▶ **The request**
Gather each line containing the string "data" from these entries.

▶ **Provided records**
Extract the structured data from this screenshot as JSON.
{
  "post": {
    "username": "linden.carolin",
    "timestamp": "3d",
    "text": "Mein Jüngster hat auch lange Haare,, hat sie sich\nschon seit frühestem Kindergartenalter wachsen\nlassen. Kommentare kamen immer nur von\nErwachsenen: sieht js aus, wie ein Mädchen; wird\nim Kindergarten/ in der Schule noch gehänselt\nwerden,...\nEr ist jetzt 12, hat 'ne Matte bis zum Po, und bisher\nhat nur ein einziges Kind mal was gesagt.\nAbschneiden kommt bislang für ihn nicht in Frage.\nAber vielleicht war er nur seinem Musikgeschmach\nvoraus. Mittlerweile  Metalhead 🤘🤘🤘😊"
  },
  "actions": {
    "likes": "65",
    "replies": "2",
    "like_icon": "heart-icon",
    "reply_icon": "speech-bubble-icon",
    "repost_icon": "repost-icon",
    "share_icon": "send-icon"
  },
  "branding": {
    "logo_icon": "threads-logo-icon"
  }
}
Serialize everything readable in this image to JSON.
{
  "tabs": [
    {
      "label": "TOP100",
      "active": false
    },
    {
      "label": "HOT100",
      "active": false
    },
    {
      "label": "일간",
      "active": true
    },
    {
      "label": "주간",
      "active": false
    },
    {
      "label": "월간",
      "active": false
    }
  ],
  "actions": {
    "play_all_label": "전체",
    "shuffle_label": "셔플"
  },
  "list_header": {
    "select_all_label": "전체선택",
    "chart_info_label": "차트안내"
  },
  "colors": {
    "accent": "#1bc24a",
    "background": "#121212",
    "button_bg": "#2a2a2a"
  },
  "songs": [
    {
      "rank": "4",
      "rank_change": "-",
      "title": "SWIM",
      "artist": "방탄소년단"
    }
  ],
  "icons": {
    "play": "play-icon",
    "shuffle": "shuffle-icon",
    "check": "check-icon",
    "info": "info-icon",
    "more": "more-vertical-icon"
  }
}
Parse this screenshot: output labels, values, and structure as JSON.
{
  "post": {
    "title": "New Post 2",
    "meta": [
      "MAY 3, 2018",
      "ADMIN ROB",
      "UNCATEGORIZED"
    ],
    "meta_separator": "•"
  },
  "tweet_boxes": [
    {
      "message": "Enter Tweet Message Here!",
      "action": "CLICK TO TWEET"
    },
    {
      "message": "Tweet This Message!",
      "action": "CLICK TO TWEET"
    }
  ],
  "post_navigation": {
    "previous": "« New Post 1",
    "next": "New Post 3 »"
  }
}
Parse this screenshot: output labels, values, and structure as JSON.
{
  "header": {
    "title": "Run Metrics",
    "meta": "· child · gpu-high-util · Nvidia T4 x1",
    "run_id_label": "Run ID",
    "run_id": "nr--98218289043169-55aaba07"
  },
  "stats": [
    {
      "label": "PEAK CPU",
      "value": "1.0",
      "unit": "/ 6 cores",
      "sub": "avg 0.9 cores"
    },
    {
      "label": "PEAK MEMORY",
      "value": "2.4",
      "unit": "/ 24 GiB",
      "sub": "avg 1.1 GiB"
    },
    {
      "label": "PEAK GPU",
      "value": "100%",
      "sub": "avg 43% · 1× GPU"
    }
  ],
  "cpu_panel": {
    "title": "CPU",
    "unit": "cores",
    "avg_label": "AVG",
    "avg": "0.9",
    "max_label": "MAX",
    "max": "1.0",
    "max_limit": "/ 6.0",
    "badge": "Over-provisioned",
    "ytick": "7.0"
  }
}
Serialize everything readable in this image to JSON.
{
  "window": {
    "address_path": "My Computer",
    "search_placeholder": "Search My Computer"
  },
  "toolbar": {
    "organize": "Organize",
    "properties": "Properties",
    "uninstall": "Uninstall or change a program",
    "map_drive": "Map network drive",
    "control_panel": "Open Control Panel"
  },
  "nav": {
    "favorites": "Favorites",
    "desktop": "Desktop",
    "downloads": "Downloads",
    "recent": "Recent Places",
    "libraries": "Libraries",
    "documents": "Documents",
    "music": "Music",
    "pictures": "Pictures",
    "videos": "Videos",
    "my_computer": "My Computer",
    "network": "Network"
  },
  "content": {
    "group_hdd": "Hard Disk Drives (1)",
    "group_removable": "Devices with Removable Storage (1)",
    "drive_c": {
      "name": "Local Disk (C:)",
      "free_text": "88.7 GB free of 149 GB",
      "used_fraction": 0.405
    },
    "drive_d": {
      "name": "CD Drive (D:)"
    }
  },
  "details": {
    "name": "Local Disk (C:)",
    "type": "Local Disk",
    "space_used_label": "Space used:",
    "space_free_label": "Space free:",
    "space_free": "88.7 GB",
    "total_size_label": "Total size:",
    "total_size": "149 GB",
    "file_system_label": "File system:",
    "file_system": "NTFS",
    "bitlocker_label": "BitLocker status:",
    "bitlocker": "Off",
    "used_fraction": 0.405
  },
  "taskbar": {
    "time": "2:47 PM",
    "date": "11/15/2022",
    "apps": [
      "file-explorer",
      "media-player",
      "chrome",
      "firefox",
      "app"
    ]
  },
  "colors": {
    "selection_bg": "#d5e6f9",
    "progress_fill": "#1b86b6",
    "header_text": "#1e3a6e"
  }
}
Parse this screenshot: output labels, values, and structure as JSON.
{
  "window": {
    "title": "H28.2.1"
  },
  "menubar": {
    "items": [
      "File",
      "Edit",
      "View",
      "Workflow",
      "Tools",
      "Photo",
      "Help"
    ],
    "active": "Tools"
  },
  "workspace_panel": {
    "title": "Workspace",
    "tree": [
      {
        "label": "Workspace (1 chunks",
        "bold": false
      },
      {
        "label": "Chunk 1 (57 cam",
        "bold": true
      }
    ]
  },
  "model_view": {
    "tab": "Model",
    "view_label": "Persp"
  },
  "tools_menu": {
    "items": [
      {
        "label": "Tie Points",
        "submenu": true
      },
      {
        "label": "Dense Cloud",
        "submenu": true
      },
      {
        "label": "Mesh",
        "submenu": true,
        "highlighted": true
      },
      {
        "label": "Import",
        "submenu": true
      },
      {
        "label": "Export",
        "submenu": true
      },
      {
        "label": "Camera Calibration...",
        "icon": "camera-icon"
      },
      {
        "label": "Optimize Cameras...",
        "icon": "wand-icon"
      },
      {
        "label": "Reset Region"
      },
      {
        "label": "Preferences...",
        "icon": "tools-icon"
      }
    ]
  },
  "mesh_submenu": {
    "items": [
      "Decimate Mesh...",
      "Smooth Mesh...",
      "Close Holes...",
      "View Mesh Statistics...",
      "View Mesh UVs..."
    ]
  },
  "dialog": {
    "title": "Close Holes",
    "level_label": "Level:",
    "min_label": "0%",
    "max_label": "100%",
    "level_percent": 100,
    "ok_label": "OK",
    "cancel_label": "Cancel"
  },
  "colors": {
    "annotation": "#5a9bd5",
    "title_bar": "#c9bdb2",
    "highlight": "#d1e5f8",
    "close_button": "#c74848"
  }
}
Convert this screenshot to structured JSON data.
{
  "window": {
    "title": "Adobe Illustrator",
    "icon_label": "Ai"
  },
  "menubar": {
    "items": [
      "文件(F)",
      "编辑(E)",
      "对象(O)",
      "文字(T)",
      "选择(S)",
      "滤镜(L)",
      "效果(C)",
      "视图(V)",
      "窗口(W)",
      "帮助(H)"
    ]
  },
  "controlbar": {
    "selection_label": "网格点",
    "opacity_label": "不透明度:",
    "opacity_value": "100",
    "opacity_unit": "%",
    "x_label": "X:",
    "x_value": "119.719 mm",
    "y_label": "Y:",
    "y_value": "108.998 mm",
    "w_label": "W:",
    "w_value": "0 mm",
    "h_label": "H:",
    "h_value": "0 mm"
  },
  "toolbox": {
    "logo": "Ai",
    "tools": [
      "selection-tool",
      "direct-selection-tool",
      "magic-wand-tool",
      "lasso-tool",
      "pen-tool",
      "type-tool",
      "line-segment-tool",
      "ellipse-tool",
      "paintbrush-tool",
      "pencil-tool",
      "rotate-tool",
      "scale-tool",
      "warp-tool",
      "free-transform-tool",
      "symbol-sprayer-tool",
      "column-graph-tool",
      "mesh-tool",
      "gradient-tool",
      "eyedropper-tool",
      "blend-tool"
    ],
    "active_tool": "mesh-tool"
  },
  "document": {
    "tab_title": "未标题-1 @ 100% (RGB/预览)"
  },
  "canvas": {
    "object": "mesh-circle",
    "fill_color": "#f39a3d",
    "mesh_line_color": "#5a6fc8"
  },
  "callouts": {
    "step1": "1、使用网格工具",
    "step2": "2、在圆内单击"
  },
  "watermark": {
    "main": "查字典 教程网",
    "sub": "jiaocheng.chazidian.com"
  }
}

▶ **Full answer**
Extract the structured data from this screenshot as JSON.
Convert this screenshot to structured JSON data.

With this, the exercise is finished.